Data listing
-- -- --
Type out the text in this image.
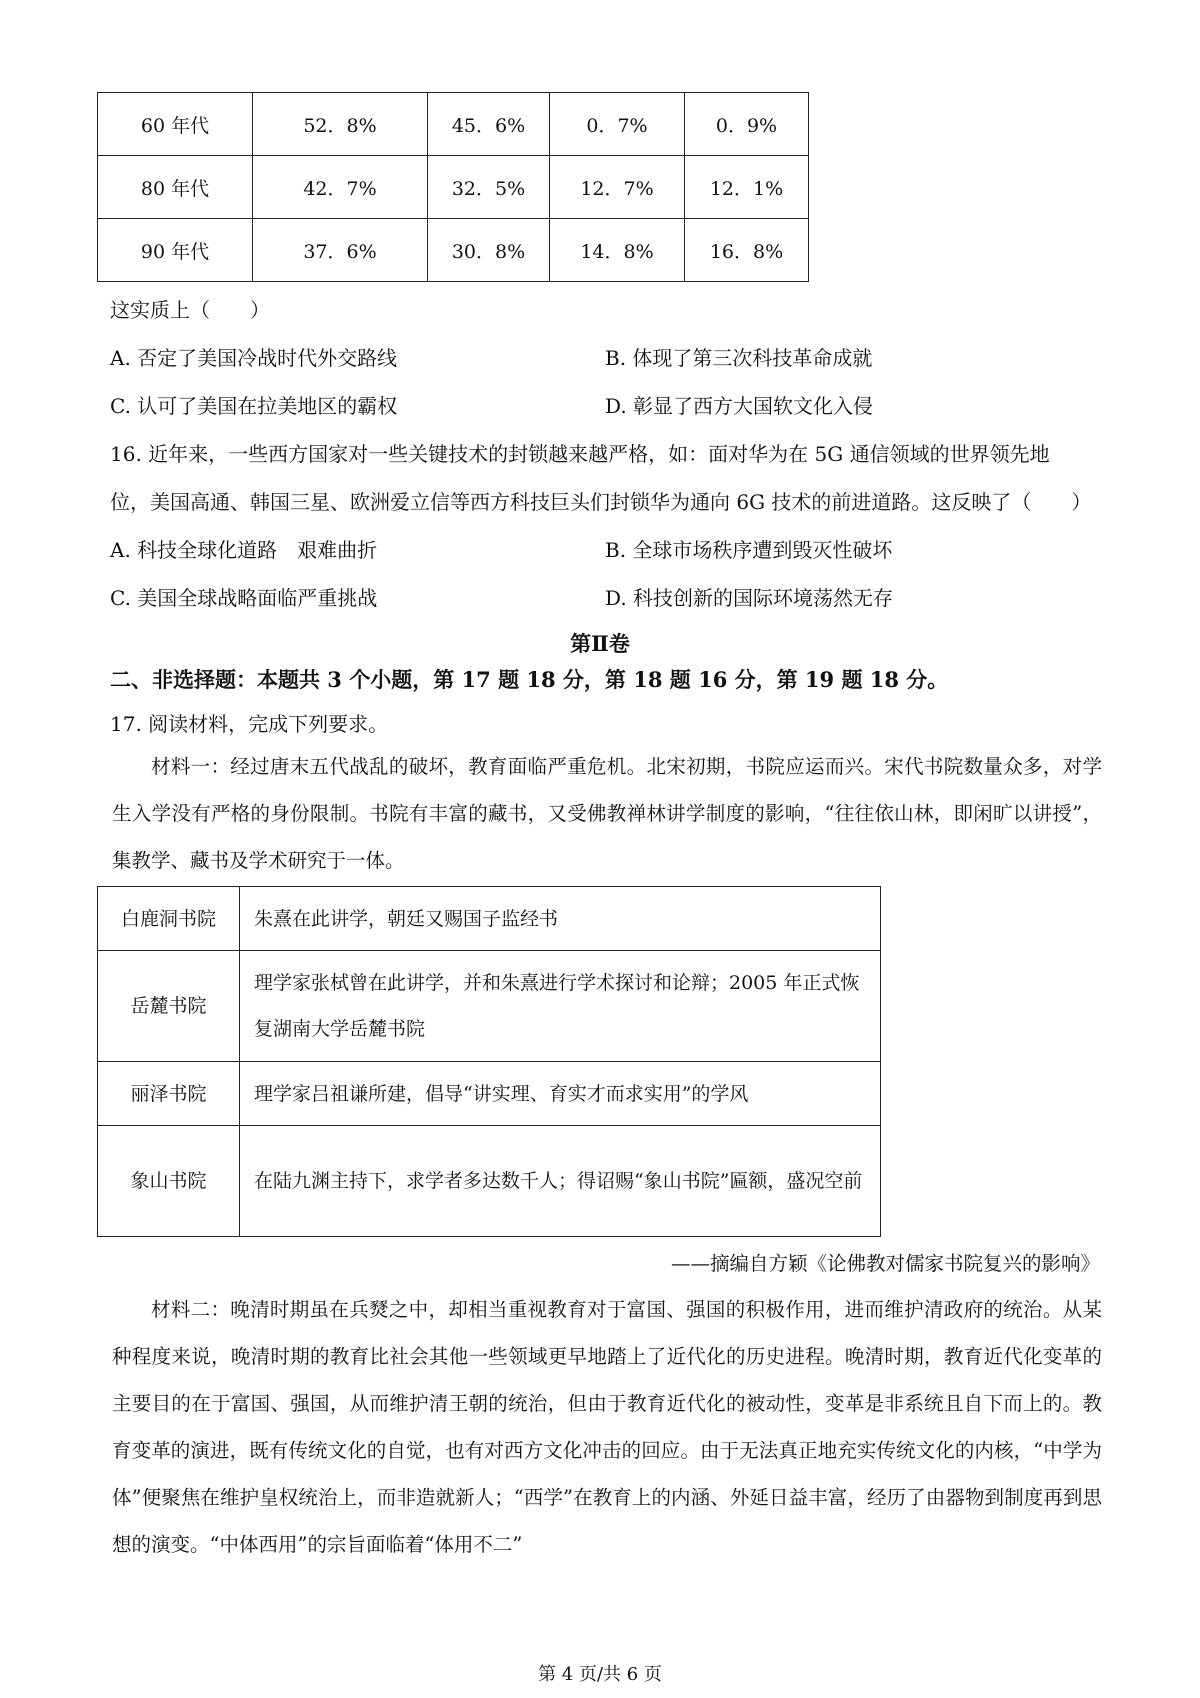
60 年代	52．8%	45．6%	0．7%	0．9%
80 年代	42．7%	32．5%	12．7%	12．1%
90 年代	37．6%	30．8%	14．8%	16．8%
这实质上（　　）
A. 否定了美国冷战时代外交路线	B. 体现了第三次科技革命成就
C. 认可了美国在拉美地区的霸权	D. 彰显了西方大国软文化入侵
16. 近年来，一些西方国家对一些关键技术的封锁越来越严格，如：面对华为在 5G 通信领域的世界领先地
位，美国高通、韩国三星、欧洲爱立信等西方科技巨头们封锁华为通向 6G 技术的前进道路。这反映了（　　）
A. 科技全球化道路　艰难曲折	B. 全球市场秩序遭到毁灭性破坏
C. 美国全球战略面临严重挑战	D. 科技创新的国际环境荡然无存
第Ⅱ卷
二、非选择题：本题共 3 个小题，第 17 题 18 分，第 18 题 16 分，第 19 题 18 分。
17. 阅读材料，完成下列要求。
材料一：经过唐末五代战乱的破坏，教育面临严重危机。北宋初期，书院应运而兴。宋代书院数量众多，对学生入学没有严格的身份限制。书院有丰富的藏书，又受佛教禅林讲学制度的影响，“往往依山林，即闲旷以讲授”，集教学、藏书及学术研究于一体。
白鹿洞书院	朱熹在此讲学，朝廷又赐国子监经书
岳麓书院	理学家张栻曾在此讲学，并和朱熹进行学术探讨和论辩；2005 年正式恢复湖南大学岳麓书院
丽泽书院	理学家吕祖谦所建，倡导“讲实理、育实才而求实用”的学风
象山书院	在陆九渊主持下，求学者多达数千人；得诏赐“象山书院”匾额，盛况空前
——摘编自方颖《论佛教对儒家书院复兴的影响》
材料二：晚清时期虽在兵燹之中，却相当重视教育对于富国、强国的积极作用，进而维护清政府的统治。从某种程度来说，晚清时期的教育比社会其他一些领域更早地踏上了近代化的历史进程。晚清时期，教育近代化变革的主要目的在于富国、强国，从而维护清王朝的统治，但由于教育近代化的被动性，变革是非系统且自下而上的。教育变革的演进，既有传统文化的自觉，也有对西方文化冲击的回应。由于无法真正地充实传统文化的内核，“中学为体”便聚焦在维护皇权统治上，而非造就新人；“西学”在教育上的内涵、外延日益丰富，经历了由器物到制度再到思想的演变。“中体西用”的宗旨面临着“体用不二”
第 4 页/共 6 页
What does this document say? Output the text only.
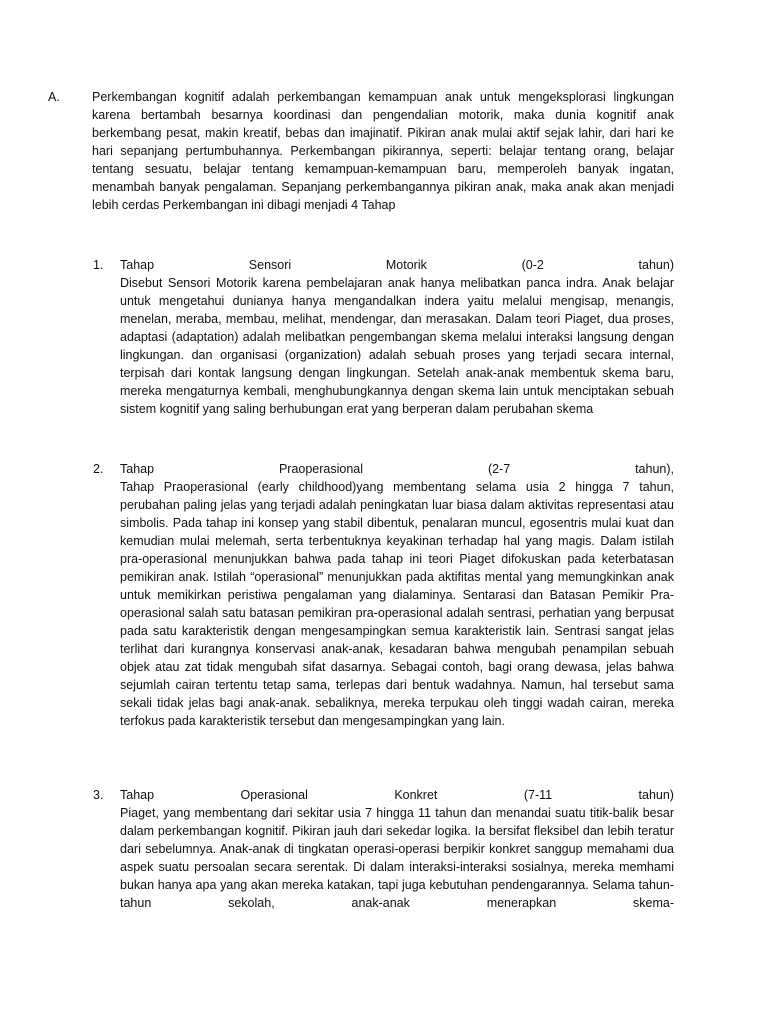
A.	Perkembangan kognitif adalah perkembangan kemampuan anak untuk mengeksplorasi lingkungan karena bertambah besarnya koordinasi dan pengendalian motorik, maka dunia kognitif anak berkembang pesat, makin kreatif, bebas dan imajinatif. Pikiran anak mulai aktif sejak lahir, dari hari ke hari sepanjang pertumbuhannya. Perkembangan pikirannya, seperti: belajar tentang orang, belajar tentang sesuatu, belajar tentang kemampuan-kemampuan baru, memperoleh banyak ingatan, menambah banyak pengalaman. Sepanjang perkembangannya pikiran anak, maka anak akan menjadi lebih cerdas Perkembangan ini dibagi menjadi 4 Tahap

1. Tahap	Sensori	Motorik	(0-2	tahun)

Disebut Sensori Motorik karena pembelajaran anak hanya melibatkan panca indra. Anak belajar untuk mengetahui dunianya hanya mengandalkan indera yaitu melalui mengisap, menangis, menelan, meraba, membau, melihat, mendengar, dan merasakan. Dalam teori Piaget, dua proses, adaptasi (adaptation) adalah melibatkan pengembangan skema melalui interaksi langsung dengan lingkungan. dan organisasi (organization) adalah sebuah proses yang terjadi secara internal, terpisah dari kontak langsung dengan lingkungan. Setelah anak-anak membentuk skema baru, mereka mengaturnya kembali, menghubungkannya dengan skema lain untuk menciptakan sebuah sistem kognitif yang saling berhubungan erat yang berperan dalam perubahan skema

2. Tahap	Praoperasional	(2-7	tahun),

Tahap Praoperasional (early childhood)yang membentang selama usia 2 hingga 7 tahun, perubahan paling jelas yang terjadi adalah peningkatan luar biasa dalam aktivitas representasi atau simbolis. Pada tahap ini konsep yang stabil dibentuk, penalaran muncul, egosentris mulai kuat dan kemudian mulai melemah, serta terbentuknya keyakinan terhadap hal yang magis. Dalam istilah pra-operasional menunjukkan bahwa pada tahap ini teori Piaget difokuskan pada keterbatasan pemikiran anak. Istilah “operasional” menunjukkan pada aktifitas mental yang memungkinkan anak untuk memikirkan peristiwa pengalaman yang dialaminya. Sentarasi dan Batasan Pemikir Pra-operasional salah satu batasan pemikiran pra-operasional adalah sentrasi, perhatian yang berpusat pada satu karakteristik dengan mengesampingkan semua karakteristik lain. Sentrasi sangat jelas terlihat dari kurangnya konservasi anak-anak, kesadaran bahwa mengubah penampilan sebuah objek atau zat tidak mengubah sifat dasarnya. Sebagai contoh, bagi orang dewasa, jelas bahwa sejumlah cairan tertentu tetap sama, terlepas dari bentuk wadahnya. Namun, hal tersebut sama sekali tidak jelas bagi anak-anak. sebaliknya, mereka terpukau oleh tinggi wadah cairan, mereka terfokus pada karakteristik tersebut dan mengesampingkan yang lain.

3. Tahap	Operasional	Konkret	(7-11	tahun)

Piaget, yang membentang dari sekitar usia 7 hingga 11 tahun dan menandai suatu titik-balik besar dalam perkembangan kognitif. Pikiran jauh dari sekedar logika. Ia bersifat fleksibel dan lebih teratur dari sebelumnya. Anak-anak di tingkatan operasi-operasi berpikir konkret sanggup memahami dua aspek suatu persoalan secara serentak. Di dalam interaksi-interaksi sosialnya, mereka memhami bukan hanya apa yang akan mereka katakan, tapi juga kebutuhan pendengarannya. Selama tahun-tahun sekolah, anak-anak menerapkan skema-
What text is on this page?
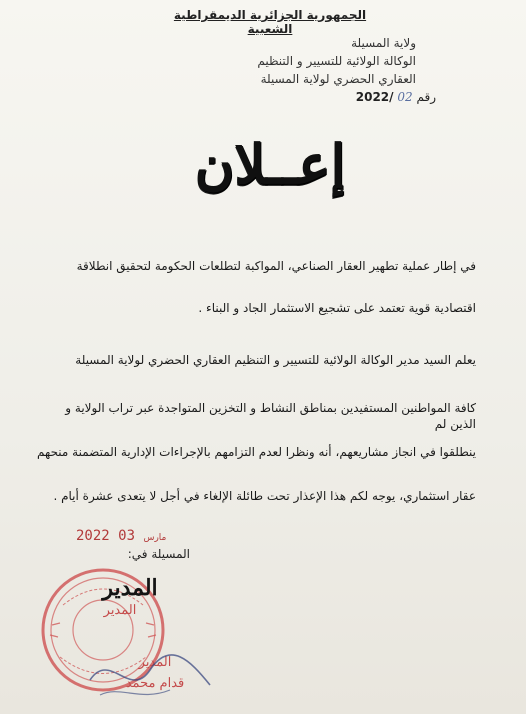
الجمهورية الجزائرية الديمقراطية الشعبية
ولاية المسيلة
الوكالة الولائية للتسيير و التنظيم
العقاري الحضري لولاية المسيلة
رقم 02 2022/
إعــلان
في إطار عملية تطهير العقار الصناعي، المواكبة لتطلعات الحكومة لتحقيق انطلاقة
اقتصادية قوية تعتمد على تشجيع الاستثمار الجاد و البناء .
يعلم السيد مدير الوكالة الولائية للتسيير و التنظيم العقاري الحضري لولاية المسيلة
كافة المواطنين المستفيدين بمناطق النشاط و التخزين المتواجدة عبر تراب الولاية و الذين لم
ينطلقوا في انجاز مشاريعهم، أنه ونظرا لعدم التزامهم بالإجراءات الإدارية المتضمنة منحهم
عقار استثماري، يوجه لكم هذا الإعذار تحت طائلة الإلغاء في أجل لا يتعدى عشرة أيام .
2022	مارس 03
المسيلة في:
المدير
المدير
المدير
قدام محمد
-- -- --
> **Task brief**: In the entries above, identify each line that includes the string "الوكالة", then copy it.

> **Exercise result**:
الوكالة الولائية للتسيير و التنظيم
يعلم السيد مدير الوكالة الولائية للتسيير و التنظيم العقاري الحضري لولاية المسيلة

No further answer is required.